PROBLEM DETAILS →
Output every entry exactly as written.

DATASET ROWS →
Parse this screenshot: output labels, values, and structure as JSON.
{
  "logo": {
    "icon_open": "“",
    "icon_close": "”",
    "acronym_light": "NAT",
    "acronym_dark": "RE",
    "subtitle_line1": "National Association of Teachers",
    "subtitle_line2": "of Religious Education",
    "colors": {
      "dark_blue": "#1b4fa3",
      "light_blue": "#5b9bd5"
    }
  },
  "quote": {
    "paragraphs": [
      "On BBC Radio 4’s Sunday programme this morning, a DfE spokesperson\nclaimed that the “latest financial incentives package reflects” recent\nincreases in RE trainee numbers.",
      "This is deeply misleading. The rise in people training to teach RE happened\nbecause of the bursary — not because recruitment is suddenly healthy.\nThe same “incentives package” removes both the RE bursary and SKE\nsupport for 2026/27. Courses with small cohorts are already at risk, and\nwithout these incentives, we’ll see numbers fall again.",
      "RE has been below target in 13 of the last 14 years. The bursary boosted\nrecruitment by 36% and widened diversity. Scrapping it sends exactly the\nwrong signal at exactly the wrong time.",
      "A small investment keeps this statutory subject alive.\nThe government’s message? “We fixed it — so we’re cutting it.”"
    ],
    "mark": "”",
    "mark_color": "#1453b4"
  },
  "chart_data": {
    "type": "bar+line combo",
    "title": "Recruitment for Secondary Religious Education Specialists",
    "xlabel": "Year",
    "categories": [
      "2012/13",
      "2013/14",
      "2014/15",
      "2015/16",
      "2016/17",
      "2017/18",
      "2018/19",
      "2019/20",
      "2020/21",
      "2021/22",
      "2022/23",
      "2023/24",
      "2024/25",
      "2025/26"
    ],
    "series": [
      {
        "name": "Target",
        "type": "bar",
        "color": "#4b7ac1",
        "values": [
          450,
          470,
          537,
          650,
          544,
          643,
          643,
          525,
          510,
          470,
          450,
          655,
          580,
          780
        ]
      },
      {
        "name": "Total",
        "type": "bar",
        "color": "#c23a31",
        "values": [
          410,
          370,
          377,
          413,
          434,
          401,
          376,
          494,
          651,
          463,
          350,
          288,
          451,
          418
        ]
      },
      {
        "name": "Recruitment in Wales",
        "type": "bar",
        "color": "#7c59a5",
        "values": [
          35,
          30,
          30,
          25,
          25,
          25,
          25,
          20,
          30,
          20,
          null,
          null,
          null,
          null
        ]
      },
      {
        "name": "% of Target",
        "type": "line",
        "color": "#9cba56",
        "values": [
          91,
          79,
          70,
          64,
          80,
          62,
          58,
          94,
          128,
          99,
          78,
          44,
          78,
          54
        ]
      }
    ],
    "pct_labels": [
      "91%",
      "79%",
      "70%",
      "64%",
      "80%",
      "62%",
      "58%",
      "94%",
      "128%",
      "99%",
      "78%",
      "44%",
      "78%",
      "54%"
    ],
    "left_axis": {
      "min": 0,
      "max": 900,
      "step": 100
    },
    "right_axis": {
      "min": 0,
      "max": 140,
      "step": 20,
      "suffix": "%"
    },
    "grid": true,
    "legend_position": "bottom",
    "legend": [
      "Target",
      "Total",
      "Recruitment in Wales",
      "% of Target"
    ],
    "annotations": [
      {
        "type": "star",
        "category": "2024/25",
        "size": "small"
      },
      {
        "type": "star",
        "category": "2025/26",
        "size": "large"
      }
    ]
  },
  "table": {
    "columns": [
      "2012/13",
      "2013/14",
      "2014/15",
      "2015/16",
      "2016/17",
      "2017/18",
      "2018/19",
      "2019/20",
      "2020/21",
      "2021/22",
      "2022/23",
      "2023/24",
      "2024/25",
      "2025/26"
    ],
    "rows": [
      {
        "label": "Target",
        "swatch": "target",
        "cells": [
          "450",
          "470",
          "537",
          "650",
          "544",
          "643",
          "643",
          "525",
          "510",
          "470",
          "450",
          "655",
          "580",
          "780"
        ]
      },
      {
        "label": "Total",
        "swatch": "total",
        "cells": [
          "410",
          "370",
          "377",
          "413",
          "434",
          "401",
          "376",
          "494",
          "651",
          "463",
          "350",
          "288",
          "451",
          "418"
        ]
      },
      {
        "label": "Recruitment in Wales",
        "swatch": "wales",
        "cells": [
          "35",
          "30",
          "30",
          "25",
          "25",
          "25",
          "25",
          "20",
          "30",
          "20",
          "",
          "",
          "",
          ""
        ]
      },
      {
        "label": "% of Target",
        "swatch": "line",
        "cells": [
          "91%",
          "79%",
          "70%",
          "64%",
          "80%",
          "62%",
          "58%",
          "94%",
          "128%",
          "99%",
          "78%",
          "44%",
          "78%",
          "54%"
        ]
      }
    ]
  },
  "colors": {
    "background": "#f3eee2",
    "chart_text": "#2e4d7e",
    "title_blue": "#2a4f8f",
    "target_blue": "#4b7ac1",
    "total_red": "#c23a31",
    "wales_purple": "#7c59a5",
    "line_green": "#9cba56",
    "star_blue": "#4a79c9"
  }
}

REPLY →
Parse this screenshot: output labels, values, and structure as JSON.
{
  "logo": {
    "icon_open": "“",
    "icon_close": "”",
    "acronym_light": "NAT",
    "acronym_dark": "RE",
    "subtitle_line1": "National Association of Teachers",
    "subtitle_line2": "of Religious Education",
    "colors": {
      "dark_blue": "#1b4fa3",
      "light_blue": "#5b9bd5"
    }
  },
  "quote": {
    "paragraphs": [
      "On BBC Radio 4’s Sunday programme this morning, a DfE spokesperson\nclaimed that the “latest financial incentives package reflects” recent\nincreases in RE trainee numbers.",
      "This is deeply misleading. The rise in people training to teach RE happened\nbecause of the bursary — not because recruitment is suddenly healthy.\nThe same “incentives package” removes both the RE bursary and SKE\nsupport for 2026/27. Courses with small cohorts are already at risk, and\nwithout these incentives, we’ll see numbers fall again.",
      "RE has been below target in 13 of the last 14 years. The bursary boosted\nrecruitment by 36% and widened diversity. Scrapping it sends exactly the\nwrong signal at exactly the wrong time.",
      "A small investment keeps this statutory subject alive.\nThe government’s message? “We fixed it — so we’re cutting it.”"
    ],
    "mark": "”",
    "mark_color": "#1453b4"
  },
  "chart_data": {
    "type": "bar+line combo",
    "title": "Recruitment for Secondary Religious Education Specialists",
    "xlabel": "Year",
    "categories": [
      "2012/13",
      "2013/14",
      "2014/15",
      "2015/16",
      "2016/17",
      "2017/18",
      "2018/19",
      "2019/20",
      "2020/21",
      "2021/22",
      "2022/23",
      "2023/24",
      "2024/25",
      "2025/26"
    ],
    "series": [
      {
        "name": "Target",
        "type": "bar",
        "color": "#4b7ac1",
        "values": [
          450,
          470,
          537,
          650,
          544,
          643,
          643,
          525,
          510,
          470,
          450,
          655,
          580,
          780
        ]
      },
      {
        "name": "Total",
        "type": "bar",
        "color": "#c23a31",
        "values": [
          410,
          370,
          377,
          413,
          434,
          401,
          376,
          494,
          651,
          463,
          350,
          288,
          451,
          418
        ]
      },
      {
        "name": "Recruitment in Wales",
        "type": "bar",
        "color": "#7c59a5",
        "values": [
          35,
          30,
          30,
          25,
          25,
          25,
          25,
          20,
          30,
          20,
          null,
          null,
          null,
          null
        ]
      },
      {
        "name": "% of Target",
        "type": "line",
        "color": "#9cba56",
        "values": [
          91,
          79,
          70,
          64,
          80,
          62,
          58,
          94,
          128,
          99,
          78,
          44,
          78,
          54
        ]
      }
    ],
    "pct_labels": [
      "91%",
      "79%",
      "70%",
      "64%",
      "80%",
      "62%",
      "58%",
      "94%",
      "128%",
      "99%",
      "78%",
      "44%",
      "78%",
      "54%"
    ],
    "left_axis": {
      "min": 0,
      "max": 900,
      "step": 100
    },
    "right_axis": {
      "min": 0,
      "max": 140,
      "step": 20,
      "suffix": "%"
    },
    "grid": true,
    "legend_position": "bottom",
    "legend": [
      "Target",
      "Total",
      "Recruitment in Wales",
      "% of Target"
    ],
    "annotations": [
      {
        "type": "star",
        "category": "2024/25",
        "size": "small"
      },
      {
        "type": "star",
        "category": "2025/26",
        "size": "large"
      }
    ]
  },
  "table": {
    "columns": [
      "2012/13",
      "2013/14",
      "2014/15",
      "2015/16",
      "2016/17",
      "2017/18",
      "2018/19",
      "2019/20",
      "2020/21",
      "2021/22",
      "2022/23",
      "2023/24",
      "2024/25",
      "2025/26"
    ],
    "rows": [
      {
        "label": "Target",
        "swatch": "target",
        "cells": [
          "450",
          "470",
          "537",
          "650",
          "544",
          "643",
          "643",
          "525",
          "510",
          "470",
          "450",
          "655",
          "580",
          "780"
        ]
      },
      {
        "label": "Total",
        "swatch": "total",
        "cells": [
          "410",
          "370",
          "377",
          "413",
          "434",
          "401",
          "376",
          "494",
          "651",
          "463",
          "350",
          "288",
          "451",
          "418"
        ]
      },
      {
        "label": "Recruitment in Wales",
        "swatch": "wales",
        "cells": [
          "35",
          "30",
          "30",
          "25",
          "25",
          "25",
          "25",
          "20",
          "30",
          "20",
          "",
          "",
          "",
          ""
        ]
      },
      {
        "label": "% of Target",
        "swatch": "line",
        "cells": [
          "91%",
          "79%",
          "70%",
          "64%",
          "80%",
          "62%",
          "58%",
          "94%",
          "128%",
          "99%",
          "78%",
          "44%",
          "78%",
          "54%"
        ]
      }
    ]
  },
  "colors": {
    "background": "#f3eee2",
    "chart_text": "#2e4d7e",
    "title_blue": "#2a4f8f",
    "target_blue": "#4b7ac1",
    "total_red": "#c23a31",
    "wales_purple": "#7c59a5",
    "line_green": "#9cba56",
    "star_blue": "#4a79c9"
  }
}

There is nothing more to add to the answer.